Set task: Copy out, word for word, the part of the Spark by-key aggregations passage starting with "- Using reduceByKey." and going on through "from reduce logic.".

Passage shown:
— start —
### Aggregations – by key

Aggregations can be broadly categorized into totals and by key. As part of this topic we will covering aggregations – by key.

- Load data from HDFS and store results back to HDFS using Spark
- Join disparate datasets together using Spark
**Calculate aggregate statistics (e.g., average or sum) using Spark**- Filter data into a smaller dataset using Spark
- Write a query that produces ranked or sorted data using Spark

By key aggregations are extensively used to group data by a key and get insights. Key could be time, category, department etc.

Here is the introduction video about by key operations. In this all the by key transformations such as groupByKey, reduceByKey, aggregateByKey are extensively covered.

- Number of orders by status using different by key operations
- Using countByKey

ordersRDD = sc.textFile("/user/cloudera/sqoop_import/orders") ordersMap = ordersRDD.map(lambda rec: (rec.split(",")[3], 1)) for i in ordersMap.countByKey().items(): print(i)

- Using groupByKey
- groupByKey is not efficient in this case, as the size of the output is very small compared to size of input data.

ordersRDD = sc.textFile("/user/cloudera/sqoop_import/orders") ordersByStatus = ordersMap. groupByKey(). map(lambda t: (t[0], sum(t[1]))) for recs in ordersByStatus.collect(): print(recs)

- Using reduceByKey. It uses combiner internally.
- Input data and output data for reduceByKey need to be of same type.
- Combiner is implicit and uses the reduce logic.

ordersRDD = sc.textFile("/user/cloudera/sqoop_import/orders") ordersByStatus = ordersMap. reduceByKey(lambda acc, value: acc + value) for recs in ordersByStatus.collect(): print(recs)

- Using aggregateByKey. It also uses combiner internally.
- Input data and output data for reduceByKey can be of different type.
- Also combiner logic can be different from reduce logic.

ordersRDD = sc.textFile("/user/cloudera/sqoop_import/orders") ordersMap = ordersRDD. map(lambda rec: (rec.split(",")[3], rec)) ordersByStatus = ordersMap. aggregateByKey(0, lambda acc, value: acc+1, lambda acc, value: acc+value ) for recs in ordersByStatus.collect(): print(recs)
— end —
Listed entries:
— start —
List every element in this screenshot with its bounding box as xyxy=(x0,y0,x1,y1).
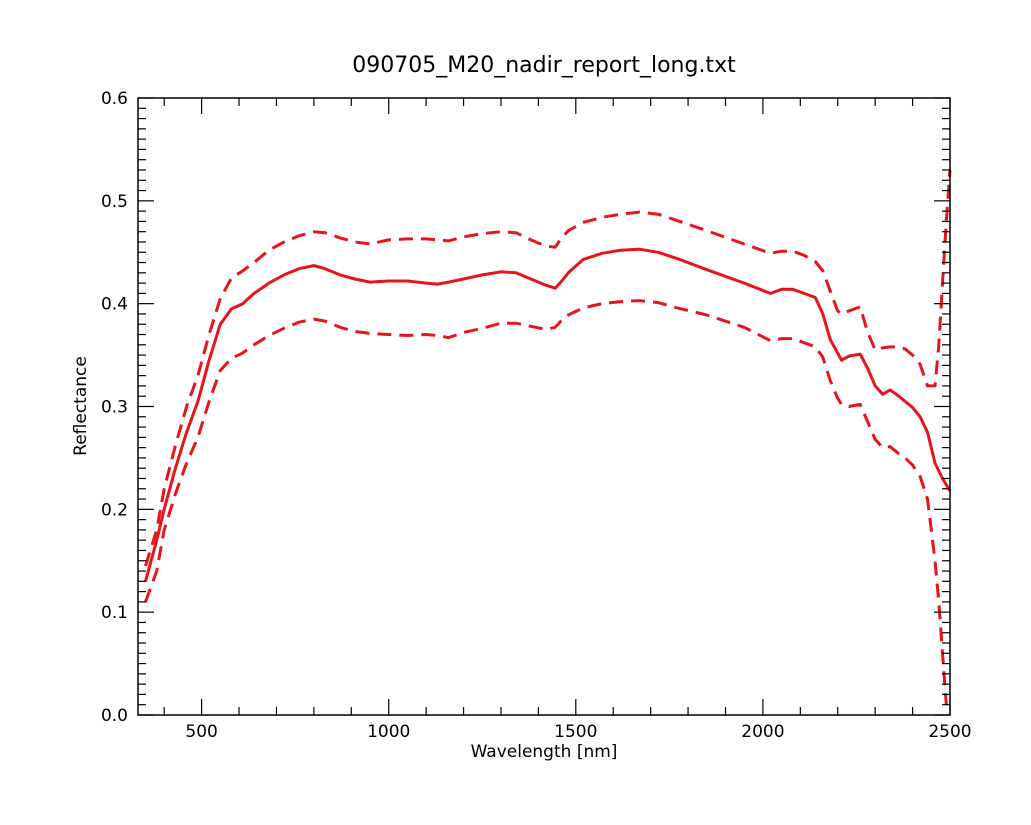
series-layer xyxy=(144,169,952,705)
x-tick-label: 500 xyxy=(185,722,217,742)
series-line-bound-1 xyxy=(144,169,952,567)
series-line-mean xyxy=(144,247,952,582)
x-tick-label: 1000 xyxy=(367,722,410,742)
x-tick-label: 1500 xyxy=(554,722,597,742)
x-axis-title: Wavelength [nm] xyxy=(471,742,618,762)
plot-frame xyxy=(137,97,951,716)
y-tick-label: 0.1 xyxy=(101,603,128,623)
chart-title: 090705_M20_nadir_report_long.txt xyxy=(352,53,736,78)
x-tick-label: 2000 xyxy=(741,722,784,742)
tick-layer xyxy=(138,97,951,716)
x-tick-label: 2500 xyxy=(928,722,971,742)
y-tick-label: 0.5 xyxy=(101,192,128,212)
y-tick-label: 0.3 xyxy=(101,398,128,418)
tick-label-layer: 500 1000 1500 2000 2500 0.0 0.1 0.2 0.3 0.4 0.5 0.6 xyxy=(101,89,972,742)
y-tick-label: 0.6 xyxy=(101,89,128,109)
y-tick-label: 0.0 xyxy=(101,706,128,726)
y-axis-title: Reflectance xyxy=(71,356,91,456)
y-tick-label: 0.2 xyxy=(101,500,128,520)
y-tick-label: 0.4 xyxy=(101,295,128,315)
series-line-bound-2 xyxy=(144,299,948,705)
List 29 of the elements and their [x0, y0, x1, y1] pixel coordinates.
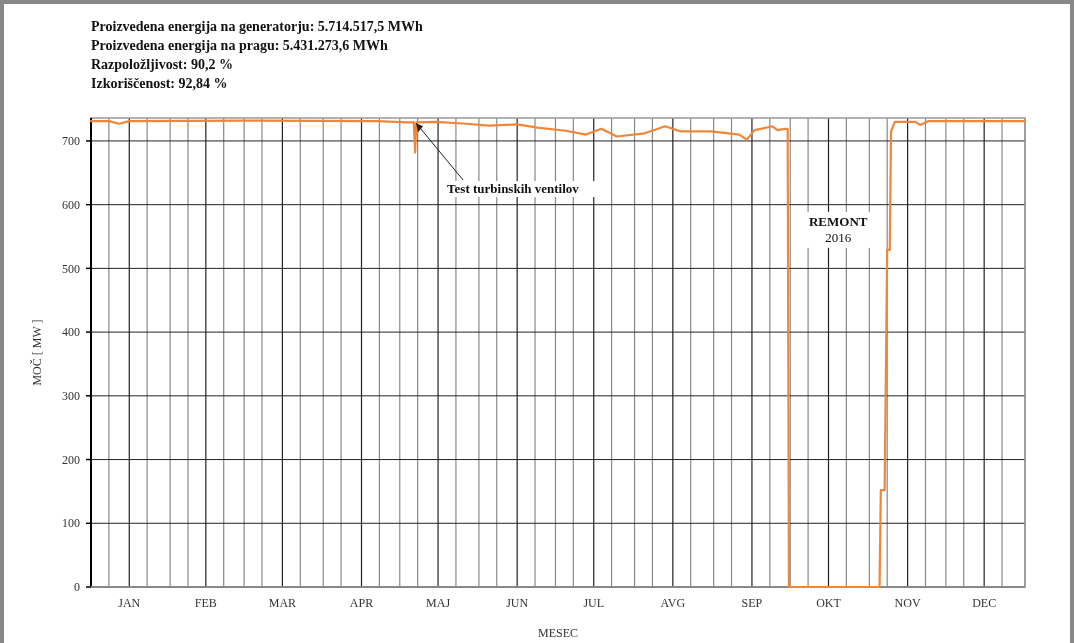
chart-title: Proizvedena energija na generatorju: 5.714.517,5 MWh — [91, 19, 424, 34]
y-tick-label: 0 — [74, 580, 80, 595]
text: Razpoložljivost: 90,2 % — [91, 57, 233, 72]
x-tick-label: FEB — [194, 596, 217, 610]
x-tick-label: JUN — [506, 596, 529, 610]
x-tick-label: DEC — [972, 596, 997, 610]
annotation: Test turbinskih ventilov — [447, 181, 580, 196]
x-tick-label: OKT — [816, 596, 842, 610]
line-series — [89, 119, 1027, 589]
x-tick-label: JUL — [583, 596, 605, 610]
y-tick-label: 600 — [62, 197, 80, 212]
y-tick-label: 700 — [62, 134, 80, 149]
x-tick-label: APR — [349, 596, 374, 610]
text: Izkoriščenost: 92,84 % — [91, 76, 228, 91]
x-tick-label: MAJ — [426, 596, 451, 610]
x-axis-title: MESEC — [537, 626, 579, 640]
y-tick-label: 200 — [62, 452, 80, 467]
y-tick-label: 500 — [62, 261, 80, 276]
y-tick-label: 100 — [62, 516, 80, 531]
text: Proizvedena energija na pragu: 5.431.273,6 MWh — [91, 38, 389, 53]
x-tick-label: JAN — [118, 596, 141, 610]
x-tick-label: AVG — [660, 596, 686, 610]
x-tick-label: NOV — [894, 596, 921, 610]
x-tick-label: MAR — [268, 596, 297, 610]
annotation: REMONT 2016 — [808, 213, 868, 245]
y-tick-label: 400 — [62, 325, 80, 340]
y-tick-label: 300 — [62, 389, 80, 404]
y-axis-title: MOČ [ MW ] — [30, 319, 44, 386]
x-tick-label: SEP — [741, 596, 763, 610]
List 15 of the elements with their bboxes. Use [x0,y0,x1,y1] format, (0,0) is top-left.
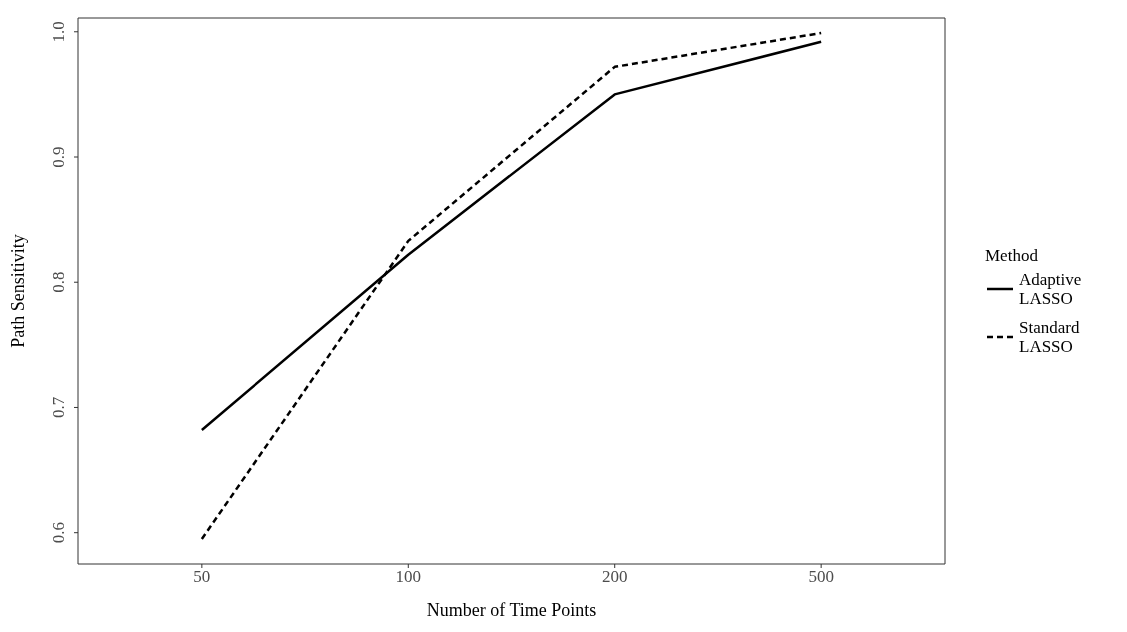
y-tick-label: 0.6 [49,522,68,544]
x-tick-label: 50 [193,567,211,587]
x-axis-title: Number of Time Points [426,600,597,620]
y-tick-label: 1.0 [49,21,68,43]
x-tick-label: 100 [395,567,422,587]
y-axis-title: Path Sensitivity [8,234,29,348]
legend-label: Standard LASSO [1019,318,1081,356]
x-tick-label: 500 [808,567,834,587]
legend-label: Adaptive LASSO [1019,270,1083,308]
y-tick-label: 0.7 [49,396,68,419]
x-tick-label: 200 [601,567,628,587]
legend-title: Method [985,246,1039,266]
y-tick-label: 0.9 [49,146,68,168]
y-tick-label: 0.8 [49,271,68,293]
line-series [200,31,823,541]
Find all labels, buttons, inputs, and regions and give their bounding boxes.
— end —
Exercise solution:
- Using reduceByKey. It uses combiner internally.
- Input data and output data for reduceByKey need to be of same type.
- Combiner is implicit and uses the reduce logic.

ordersRDD = sc.textFile("/user/cloudera/sqoop_import/orders") ordersByStatus = ordersMap. reduceByKey(lambda acc, value: acc + value) for recs in ordersByStatus.collect(): print(recs)

- Using aggregateByKey. It also uses combiner internally.
- Input data and output data for reduceByKey can be of different type.
- Also combiner logic can be different from reduce logic.